_WHAT YOU WILL DO:_ Below are records to be output exactly, every one of them.

Extracted records:
_ _ _ _ _ _ _

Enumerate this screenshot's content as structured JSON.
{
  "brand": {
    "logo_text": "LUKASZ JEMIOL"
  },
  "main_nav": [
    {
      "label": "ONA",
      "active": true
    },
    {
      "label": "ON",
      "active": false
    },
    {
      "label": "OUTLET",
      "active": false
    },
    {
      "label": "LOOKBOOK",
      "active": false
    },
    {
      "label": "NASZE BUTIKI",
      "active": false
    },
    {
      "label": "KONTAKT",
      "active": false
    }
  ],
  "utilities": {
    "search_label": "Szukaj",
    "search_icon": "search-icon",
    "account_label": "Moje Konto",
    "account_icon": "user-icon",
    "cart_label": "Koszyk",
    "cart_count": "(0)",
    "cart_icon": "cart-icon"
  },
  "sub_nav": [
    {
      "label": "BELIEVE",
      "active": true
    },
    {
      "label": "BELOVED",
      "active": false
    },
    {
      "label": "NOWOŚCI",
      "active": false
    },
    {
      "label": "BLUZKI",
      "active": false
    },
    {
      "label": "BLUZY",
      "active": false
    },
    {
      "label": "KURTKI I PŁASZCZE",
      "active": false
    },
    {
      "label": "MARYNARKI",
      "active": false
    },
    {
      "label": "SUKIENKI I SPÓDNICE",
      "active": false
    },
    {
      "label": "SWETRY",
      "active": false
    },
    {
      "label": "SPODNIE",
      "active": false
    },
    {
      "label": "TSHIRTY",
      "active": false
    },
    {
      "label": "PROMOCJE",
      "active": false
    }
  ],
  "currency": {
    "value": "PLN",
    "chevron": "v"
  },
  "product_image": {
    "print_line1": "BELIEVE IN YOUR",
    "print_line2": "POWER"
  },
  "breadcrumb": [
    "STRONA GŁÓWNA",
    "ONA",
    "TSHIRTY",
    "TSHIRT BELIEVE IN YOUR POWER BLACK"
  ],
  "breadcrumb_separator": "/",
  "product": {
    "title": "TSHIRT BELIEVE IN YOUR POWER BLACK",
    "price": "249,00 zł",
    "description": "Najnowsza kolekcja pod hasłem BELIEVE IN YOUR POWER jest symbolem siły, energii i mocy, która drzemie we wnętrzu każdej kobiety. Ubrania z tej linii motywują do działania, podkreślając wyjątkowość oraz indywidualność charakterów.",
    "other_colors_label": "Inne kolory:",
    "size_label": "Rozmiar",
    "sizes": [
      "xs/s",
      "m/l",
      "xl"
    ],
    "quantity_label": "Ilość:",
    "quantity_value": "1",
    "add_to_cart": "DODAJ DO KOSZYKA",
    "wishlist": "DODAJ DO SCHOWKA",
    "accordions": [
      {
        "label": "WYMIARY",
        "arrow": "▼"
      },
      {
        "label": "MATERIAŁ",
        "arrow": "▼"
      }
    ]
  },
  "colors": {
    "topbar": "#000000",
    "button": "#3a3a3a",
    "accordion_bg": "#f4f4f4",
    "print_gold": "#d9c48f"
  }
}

_ _ _ _ _ _ _

_COMPLETE ANSWER:_
Enumerate this screenshot's content as structured JSON.
{
  "brand": {
    "logo_text": "LUKASZ JEMIOL"
  },
  "main_nav": [
    {
      "label": "ONA",
      "active": true
    },
    {
      "label": "ON",
      "active": false
    },
    {
      "label": "OUTLET",
      "active": false
    },
    {
      "label": "LOOKBOOK",
      "active": false
    },
    {
      "label": "NASZE BUTIKI",
      "active": false
    },
    {
      "label": "KONTAKT",
      "active": false
    }
  ],
  "utilities": {
    "search_label": "Szukaj",
    "search_icon": "search-icon",
    "account_label": "Moje Konto",
    "account_icon": "user-icon",
    "cart_label": "Koszyk",
    "cart_count": "(0)",
    "cart_icon": "cart-icon"
  },
  "sub_nav": [
    {
      "label": "BELIEVE",
      "active": true
    },
    {
      "label": "BELOVED",
      "active": false
    },
    {
      "label": "NOWOŚCI",
      "active": false
    },
    {
      "label": "BLUZKI",
      "active": false
    },
    {
      "label": "BLUZY",
      "active": false
    },
    {
      "label": "KURTKI I PŁASZCZE",
      "active": false
    },
    {
      "label": "MARYNARKI",
      "active": false
    },
    {
      "label": "SUKIENKI I SPÓDNICE",
      "active": false
    },
    {
      "label": "SWETRY",
      "active": false
    },
    {
      "label": "SPODNIE",
      "active": false
    },
    {
      "label": "TSHIRTY",
      "active": false
    },
    {
      "label": "PROMOCJE",
      "active": false
    }
  ],
  "currency": {
    "value": "PLN",
    "chevron": "v"
  },
  "product_image": {
    "print_line1": "BELIEVE IN YOUR",
    "print_line2": "POWER"
  },
  "breadcrumb": [
    "STRONA GŁÓWNA",
    "ONA",
    "TSHIRTY",
    "TSHIRT BELIEVE IN YOUR POWER BLACK"
  ],
  "breadcrumb_separator": "/",
  "product": {
    "title": "TSHIRT BELIEVE IN YOUR POWER BLACK",
    "price": "249,00 zł",
    "description": "Najnowsza kolekcja pod hasłem BELIEVE IN YOUR POWER jest symbolem siły, energii i mocy, która drzemie we wnętrzu każdej kobiety. Ubrania z tej linii motywują do działania, podkreślając wyjątkowość oraz indywidualność charakterów.",
    "other_colors_label": "Inne kolory:",
    "size_label": "Rozmiar",
    "sizes": [
      "xs/s",
      "m/l",
      "xl"
    ],
    "quantity_label": "Ilość:",
    "quantity_value": "1",
    "add_to_cart": "DODAJ DO KOSZYKA",
    "wishlist": "DODAJ DO SCHOWKA",
    "accordions": [
      {
        "label": "WYMIARY",
        "arrow": "▼"
      },
      {
        "label": "MATERIAŁ",
        "arrow": "▼"
      }
    ]
  },
  "colors": {
    "topbar": "#000000",
    "button": "#3a3a3a",
    "accordion_bg": "#f4f4f4",
    "print_gold": "#d9c48f"
  }
}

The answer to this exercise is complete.